We need integration. People have to argue out their differences to resolve them, not politically refuse to make progress by "agreeing to disagree" (the Hitler-Chamberlain "peace" fiasco) which involves megadeaths in civil wars, persecution, torture, hatred.
The false conflation of race and culture by bigoted pseudo socialists must be exposed and debunked in the mass media if peace is to be forthcoming.
Second, I disagree that because: "270,000,000 cluster bombs totalling 2Mt were dropped on Laos alone during the vietnam war, equal to about 27,000 15 kt tactical nuclear weapons. However, the Ho Chi Minh trail stayed open, and Pathet Lao and Viet Cong activity continued. There are better ways to end an invasion, using small arms to target individual soldiers, and small rockets, remotely triggered mines, and machine guns to attack large groups of invaders and their vechicles."
You can't use hand held anti tank rockets effectively against a massed attack, so you need tactical nuclear weapons to deter the primary military principle of "concentration of force". Once you do that, detering concentration, then you can use your anti-tank hand held rockets to pick off the dispersed enemy tanks if they try an ineffective infiltration attack (which they won't if you have a properly defended border to deter that). End of war.

____________________

## Directions
**A.** Shorten the paragraph in the passage above that begins "You can't use hand held anti tank rockets" into a brief list of its main points.
**B.** According to the quotation in the passage above, how many cluster bombs were dropped on Laos during the Vietnam War?

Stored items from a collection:

____________________

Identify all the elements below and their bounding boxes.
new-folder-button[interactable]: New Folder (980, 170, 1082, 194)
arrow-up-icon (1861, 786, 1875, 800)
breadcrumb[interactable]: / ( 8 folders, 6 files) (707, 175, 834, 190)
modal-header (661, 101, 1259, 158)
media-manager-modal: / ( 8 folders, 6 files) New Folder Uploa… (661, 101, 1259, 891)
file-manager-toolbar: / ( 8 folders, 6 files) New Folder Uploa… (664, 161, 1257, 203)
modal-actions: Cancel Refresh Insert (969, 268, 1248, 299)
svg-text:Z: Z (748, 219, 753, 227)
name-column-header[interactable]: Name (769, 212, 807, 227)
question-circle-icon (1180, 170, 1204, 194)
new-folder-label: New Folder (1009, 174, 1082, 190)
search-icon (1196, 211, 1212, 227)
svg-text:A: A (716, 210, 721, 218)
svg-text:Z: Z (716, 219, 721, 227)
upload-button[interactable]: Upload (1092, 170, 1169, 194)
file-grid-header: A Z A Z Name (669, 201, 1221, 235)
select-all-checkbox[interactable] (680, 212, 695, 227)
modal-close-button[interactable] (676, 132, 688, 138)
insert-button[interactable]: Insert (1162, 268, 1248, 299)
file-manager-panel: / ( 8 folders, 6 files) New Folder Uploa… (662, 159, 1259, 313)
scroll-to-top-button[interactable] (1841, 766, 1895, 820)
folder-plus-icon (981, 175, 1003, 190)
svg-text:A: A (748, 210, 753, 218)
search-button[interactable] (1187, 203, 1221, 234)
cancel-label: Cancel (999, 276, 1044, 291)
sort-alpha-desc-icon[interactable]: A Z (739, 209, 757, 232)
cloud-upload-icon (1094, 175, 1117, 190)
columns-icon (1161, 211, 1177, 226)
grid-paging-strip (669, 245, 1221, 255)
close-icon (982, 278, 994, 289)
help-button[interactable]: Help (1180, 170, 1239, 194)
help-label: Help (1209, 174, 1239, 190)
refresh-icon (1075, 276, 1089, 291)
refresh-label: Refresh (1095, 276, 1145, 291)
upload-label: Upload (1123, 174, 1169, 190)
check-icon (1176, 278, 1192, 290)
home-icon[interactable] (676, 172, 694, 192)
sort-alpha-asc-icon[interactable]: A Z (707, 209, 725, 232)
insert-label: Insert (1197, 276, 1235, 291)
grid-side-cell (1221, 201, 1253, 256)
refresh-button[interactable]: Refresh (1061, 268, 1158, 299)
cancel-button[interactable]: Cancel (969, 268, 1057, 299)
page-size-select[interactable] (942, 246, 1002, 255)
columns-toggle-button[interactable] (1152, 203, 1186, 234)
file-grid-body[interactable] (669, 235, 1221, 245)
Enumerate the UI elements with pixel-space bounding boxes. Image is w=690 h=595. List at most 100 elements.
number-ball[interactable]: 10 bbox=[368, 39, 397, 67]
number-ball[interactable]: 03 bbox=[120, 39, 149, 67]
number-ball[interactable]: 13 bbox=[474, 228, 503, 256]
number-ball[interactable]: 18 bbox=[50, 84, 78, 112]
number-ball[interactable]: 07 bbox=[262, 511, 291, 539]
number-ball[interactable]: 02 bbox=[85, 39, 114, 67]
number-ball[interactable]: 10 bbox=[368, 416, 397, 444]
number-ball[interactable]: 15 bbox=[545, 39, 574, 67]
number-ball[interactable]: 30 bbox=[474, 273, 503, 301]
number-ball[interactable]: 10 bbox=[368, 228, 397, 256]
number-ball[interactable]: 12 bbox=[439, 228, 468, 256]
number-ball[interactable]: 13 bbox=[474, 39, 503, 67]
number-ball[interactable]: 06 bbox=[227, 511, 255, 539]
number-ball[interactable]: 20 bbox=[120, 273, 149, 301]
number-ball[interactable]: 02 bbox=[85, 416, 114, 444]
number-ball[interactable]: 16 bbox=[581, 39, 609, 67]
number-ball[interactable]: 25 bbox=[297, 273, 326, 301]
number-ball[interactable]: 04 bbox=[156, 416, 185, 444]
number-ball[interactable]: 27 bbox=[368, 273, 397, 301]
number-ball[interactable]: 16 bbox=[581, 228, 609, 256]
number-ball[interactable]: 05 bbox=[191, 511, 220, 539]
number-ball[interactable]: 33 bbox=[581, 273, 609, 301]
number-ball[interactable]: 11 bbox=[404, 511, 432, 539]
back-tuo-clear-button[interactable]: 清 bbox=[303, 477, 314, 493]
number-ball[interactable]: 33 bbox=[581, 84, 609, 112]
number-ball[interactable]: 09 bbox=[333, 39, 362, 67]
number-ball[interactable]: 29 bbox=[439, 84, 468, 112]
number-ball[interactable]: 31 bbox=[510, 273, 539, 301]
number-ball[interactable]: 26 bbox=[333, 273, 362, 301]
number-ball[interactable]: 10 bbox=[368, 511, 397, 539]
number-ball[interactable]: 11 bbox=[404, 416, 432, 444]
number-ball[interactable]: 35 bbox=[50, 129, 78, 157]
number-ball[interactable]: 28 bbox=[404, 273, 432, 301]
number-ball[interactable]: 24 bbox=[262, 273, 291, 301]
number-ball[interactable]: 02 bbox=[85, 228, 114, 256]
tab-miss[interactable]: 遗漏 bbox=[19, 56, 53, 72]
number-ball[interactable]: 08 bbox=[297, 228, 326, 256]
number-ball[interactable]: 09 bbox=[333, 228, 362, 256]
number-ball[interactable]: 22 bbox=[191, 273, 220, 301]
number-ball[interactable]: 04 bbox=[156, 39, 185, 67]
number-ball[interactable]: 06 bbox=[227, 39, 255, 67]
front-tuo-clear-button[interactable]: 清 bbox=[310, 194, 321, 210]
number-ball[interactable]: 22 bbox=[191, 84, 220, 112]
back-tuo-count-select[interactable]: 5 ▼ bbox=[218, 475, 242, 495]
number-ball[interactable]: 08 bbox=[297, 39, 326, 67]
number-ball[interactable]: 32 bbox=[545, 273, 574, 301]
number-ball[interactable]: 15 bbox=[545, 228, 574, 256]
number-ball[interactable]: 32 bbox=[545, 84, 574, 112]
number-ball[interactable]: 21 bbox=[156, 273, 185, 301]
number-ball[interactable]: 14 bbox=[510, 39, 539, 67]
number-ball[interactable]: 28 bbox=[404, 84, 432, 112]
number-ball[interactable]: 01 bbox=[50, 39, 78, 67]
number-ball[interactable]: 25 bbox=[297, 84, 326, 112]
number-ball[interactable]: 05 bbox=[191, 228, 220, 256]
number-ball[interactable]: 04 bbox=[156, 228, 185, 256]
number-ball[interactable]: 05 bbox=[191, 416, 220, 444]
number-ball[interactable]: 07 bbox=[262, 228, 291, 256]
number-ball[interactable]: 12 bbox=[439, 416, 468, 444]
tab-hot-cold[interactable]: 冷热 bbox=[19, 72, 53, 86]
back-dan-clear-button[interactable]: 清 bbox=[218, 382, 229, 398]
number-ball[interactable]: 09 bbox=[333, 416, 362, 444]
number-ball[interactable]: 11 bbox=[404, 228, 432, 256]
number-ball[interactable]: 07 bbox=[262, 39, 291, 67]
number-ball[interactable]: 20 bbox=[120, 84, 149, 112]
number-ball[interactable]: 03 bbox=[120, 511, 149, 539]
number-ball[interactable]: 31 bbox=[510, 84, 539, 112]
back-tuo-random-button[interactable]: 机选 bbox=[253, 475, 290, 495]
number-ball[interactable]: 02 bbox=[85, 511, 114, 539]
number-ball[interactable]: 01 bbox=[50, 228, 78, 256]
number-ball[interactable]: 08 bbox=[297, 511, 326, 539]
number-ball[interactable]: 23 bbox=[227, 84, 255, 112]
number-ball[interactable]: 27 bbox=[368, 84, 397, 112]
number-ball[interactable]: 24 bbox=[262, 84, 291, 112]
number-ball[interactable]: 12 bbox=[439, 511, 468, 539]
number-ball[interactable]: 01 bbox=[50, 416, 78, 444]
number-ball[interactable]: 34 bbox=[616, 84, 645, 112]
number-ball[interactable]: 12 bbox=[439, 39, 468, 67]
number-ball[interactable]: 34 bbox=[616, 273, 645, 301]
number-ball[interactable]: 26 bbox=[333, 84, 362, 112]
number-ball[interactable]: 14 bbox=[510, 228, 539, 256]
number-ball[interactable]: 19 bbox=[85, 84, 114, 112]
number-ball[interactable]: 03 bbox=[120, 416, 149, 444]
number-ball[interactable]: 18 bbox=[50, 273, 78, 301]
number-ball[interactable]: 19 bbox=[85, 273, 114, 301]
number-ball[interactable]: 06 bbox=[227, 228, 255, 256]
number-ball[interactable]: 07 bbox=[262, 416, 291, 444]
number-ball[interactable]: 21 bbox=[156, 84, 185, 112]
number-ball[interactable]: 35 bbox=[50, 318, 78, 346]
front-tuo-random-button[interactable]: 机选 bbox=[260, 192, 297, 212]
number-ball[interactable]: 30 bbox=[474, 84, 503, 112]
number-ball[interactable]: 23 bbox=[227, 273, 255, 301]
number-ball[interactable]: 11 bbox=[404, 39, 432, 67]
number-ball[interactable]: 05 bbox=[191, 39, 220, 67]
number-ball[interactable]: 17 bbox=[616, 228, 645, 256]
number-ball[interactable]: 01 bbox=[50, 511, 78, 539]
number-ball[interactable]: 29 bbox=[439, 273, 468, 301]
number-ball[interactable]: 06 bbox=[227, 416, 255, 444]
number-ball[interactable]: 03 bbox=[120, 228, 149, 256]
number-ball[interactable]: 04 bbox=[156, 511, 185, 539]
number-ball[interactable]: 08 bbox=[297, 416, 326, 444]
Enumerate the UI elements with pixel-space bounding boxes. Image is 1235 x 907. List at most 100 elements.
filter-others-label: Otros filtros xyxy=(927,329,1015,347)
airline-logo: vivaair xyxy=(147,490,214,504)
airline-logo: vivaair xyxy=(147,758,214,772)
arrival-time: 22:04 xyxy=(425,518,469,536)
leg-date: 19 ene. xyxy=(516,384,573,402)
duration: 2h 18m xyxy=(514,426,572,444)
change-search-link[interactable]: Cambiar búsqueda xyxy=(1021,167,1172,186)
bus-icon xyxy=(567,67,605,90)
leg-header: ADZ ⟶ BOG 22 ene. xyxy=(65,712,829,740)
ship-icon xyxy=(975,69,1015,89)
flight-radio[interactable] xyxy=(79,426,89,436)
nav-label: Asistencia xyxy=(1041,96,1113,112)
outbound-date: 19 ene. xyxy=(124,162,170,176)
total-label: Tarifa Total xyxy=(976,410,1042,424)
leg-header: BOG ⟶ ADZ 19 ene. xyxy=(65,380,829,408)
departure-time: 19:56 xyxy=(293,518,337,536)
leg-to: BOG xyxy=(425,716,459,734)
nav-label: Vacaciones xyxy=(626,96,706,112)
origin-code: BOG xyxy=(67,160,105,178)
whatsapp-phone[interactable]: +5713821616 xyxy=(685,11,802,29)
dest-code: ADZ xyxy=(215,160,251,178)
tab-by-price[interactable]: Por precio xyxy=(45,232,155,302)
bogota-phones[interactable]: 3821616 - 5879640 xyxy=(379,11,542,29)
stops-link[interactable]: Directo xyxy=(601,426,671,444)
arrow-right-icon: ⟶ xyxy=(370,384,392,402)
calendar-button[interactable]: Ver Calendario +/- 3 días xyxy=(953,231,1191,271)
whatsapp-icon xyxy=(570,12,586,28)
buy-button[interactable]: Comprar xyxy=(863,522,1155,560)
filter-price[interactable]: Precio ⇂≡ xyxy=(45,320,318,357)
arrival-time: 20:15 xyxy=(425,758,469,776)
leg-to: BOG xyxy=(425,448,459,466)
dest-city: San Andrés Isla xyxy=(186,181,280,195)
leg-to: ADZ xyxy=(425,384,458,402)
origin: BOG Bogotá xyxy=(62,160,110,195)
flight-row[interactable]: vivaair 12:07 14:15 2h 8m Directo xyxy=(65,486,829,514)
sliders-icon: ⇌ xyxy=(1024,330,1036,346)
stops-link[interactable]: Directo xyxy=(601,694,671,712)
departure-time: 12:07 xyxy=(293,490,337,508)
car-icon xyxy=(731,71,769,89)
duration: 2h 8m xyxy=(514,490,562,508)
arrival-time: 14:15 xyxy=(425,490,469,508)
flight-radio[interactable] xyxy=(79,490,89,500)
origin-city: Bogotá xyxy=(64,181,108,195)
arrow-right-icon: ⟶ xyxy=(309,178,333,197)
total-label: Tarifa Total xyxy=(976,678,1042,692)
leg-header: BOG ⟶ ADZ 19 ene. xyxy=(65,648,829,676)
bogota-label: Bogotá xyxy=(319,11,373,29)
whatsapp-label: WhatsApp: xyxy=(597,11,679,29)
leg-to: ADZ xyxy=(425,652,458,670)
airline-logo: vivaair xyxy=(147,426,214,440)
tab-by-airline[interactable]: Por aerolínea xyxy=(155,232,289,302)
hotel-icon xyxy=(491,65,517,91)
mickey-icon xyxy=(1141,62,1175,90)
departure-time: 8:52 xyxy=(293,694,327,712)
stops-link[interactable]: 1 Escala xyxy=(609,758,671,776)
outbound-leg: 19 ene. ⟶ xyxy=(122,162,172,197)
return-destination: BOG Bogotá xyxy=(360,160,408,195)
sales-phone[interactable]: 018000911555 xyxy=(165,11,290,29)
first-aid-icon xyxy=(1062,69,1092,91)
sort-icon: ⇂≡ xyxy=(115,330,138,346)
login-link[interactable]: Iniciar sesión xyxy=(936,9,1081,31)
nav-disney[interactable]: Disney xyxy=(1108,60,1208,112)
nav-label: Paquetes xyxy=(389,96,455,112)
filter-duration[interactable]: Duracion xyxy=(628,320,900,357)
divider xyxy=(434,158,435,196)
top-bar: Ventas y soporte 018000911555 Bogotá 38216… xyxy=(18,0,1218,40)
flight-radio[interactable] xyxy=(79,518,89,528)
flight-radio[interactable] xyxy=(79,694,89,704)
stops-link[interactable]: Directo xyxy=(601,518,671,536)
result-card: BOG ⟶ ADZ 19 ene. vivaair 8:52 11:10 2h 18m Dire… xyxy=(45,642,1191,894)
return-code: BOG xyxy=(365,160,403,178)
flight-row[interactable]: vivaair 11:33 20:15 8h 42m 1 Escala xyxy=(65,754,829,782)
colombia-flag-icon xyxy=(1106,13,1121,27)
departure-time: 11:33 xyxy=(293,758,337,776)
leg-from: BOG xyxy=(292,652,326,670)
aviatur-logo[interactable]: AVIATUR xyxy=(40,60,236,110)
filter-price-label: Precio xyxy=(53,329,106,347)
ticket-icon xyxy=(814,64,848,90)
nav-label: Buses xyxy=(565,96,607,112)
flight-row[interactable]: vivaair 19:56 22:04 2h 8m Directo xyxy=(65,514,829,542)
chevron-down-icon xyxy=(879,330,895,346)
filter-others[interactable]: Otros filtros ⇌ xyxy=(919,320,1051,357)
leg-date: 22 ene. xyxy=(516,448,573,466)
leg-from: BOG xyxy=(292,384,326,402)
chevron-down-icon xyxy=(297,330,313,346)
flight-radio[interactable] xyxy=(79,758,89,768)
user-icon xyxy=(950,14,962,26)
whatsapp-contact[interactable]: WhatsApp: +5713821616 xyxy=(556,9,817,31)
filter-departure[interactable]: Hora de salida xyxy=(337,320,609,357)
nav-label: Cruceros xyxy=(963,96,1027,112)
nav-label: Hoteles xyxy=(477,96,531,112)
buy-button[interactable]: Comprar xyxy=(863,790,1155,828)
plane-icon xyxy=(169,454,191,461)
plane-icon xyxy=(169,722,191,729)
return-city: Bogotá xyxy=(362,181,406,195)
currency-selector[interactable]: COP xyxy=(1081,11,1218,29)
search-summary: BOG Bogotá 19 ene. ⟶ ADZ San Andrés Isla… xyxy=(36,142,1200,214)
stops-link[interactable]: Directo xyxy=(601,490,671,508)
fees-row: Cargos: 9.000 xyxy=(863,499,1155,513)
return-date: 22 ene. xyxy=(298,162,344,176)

____________________

## Answers for each item
**A.**
- Hand-held anti-tank rockets can't stop a massed attack.
- Tactical nuclear weapons are needed to deter "concentration of force."
- Once concentration is deterred, hand-held rockets can pick off dispersed enemy tanks in an infiltration attack.
- With a properly defended border, the enemy won't try that attack, which ends the war.

**B.** 270,000,000 cluster bombs, totaling 2 Mt.